- 2025-07-09
- See Resisting the urge to switch to logic or rhetoric for the reasoning here
What should I do?
Lazy but slow way → make flashcards from every chapter, in order
- The benefit of this approach is that you don’t have to use your brain much, lol
- But it’s not a very targeted/efficient/prioritised way to learn, e.g. identifying the top 3 chapters to get a deeper understanding of first, vs “I guess I’ll make flashcards from all 200 pages”
Identify specific chapters
Here are the chapters:
- The Socratic Problem
- Method vs. Doctrine
- Elements of the Method
- The Socratic Function
- Question and Answer
- The Elenchus
- Consistency
- Systole and Diastole
- Analogies
- Socratic Rules for Dialogue
- Ignorance
- Aporia
- Socratic Goods
- Socratic Ethics
- Socrates and the Stoics
- Socrates and the Skeptics
- Finding Principles
- Testing Principles
- EPILOGUE: Socratic Rules of Engagement
Here’s my reorganised version
1. Meta → the “why”, the profundity
- The Socratic Problem (ch.1)
+--
Could you carry on the study notes about the Socratic method chapters above, starting right after their last line?

• Source data:
+--
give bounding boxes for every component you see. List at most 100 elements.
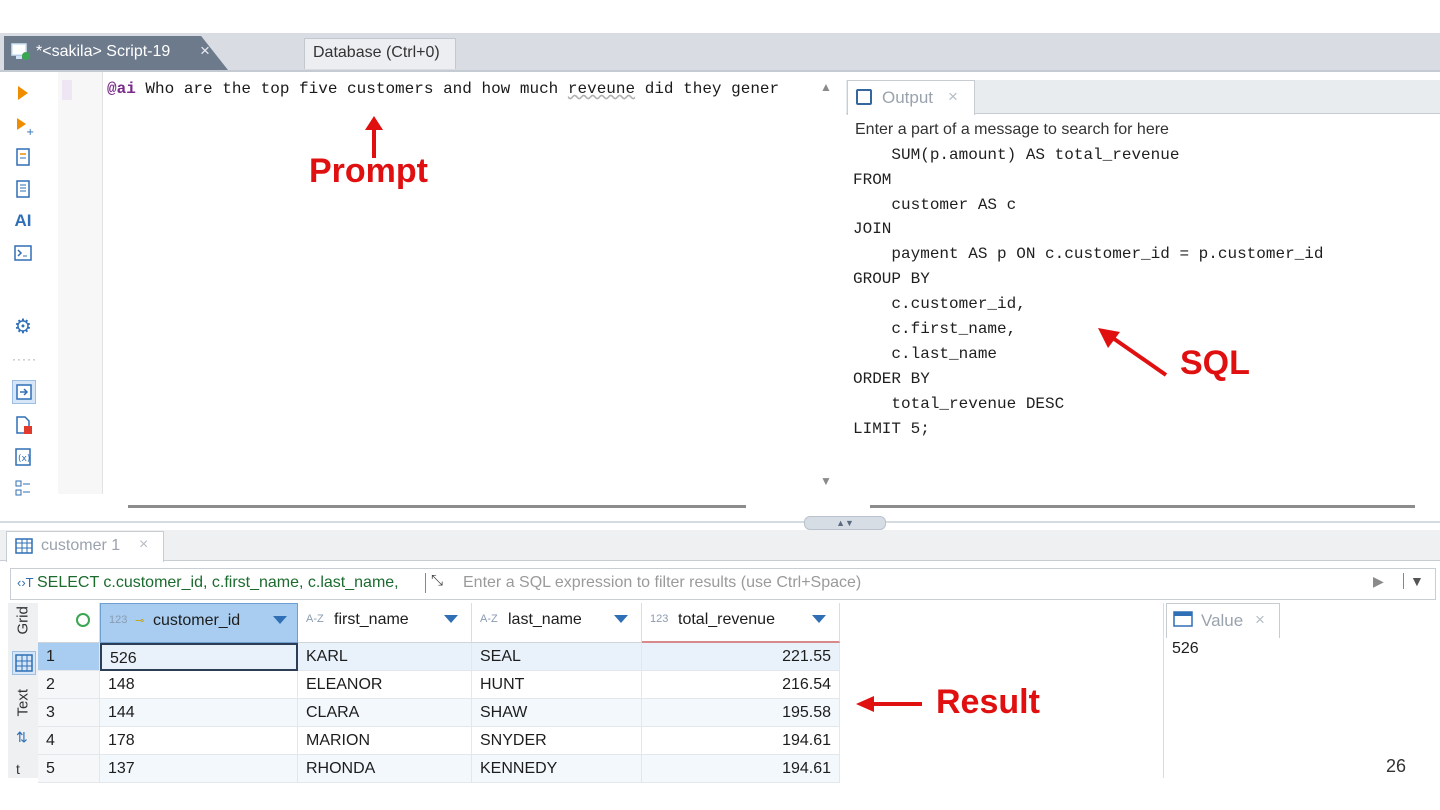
+--
• Expected answer:
- Method vs. Doctrine (ch.2)
- Socrates and the Stoics (ch.15)
- Socrates and the Skeptics (ch.16)
2. The ontology (“Being” Socrates)
- The Socratic Function (ch.4)
- Question and Answer (ch.5)
- Consistency (ch.7)
- Socratic Rules for Dialogue (ch.10)
- Ignorance (ch.11)
- Aporia (ch.12)
- Socratic Goods (ch.13)
- Socratic Ethics (ch.14)
- Socratic Rules for Engagement (ch.19)
3. Particulars of the method
- Elements of the Method (ch.3)
- The Elenchus (ch.6)
- Systole and Diastole (ch.8)
- Analogies (ch.9)
- Finding Principles (ch.17)
- Testing Principles (ch.18)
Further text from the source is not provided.